__WHAT YOU SHOULD DO__: Give only the number of lines that hold the word "değişim".

__RECORD EXCERPTS__:
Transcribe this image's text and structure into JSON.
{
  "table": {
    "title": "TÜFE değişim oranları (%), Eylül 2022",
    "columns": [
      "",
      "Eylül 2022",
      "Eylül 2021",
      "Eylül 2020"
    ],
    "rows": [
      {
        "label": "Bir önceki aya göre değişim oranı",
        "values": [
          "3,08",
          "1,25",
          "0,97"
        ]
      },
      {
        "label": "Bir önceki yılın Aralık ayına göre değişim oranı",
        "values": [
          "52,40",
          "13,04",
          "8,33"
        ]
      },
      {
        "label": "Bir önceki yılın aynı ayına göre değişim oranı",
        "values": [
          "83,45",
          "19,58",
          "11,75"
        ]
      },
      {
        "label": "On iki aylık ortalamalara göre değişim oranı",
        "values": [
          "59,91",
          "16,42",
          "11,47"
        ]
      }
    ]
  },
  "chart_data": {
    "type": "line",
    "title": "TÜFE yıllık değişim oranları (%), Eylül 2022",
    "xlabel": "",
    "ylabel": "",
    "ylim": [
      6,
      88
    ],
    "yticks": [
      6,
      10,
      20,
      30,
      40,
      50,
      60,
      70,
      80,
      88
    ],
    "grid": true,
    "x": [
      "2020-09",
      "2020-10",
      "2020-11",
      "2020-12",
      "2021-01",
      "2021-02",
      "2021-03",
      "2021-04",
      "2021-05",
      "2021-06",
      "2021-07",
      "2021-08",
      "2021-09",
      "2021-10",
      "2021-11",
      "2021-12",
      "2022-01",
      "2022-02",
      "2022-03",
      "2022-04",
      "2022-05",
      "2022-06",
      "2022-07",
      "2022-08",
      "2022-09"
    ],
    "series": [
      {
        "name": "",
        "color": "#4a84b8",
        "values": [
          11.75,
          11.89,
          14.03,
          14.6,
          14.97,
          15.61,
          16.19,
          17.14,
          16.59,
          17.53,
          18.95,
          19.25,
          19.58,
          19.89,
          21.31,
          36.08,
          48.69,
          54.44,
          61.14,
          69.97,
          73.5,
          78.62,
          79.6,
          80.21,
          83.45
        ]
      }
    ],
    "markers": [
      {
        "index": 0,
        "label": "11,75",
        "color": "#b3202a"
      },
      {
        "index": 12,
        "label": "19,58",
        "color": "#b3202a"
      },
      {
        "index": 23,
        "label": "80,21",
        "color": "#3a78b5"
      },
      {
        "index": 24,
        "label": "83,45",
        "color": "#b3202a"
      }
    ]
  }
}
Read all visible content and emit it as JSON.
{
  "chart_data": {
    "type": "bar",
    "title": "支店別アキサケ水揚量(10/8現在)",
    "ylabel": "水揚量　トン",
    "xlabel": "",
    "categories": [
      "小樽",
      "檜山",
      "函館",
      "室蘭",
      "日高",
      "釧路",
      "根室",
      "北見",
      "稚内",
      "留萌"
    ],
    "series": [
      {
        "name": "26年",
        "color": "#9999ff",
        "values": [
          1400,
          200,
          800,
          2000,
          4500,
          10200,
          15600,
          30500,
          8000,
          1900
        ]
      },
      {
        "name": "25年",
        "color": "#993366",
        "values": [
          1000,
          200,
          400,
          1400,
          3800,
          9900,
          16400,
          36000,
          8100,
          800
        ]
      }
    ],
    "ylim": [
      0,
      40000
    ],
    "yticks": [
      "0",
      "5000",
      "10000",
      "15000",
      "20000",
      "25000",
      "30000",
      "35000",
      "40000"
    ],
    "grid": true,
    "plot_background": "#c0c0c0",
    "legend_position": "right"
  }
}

__THE OUTPUT__: 6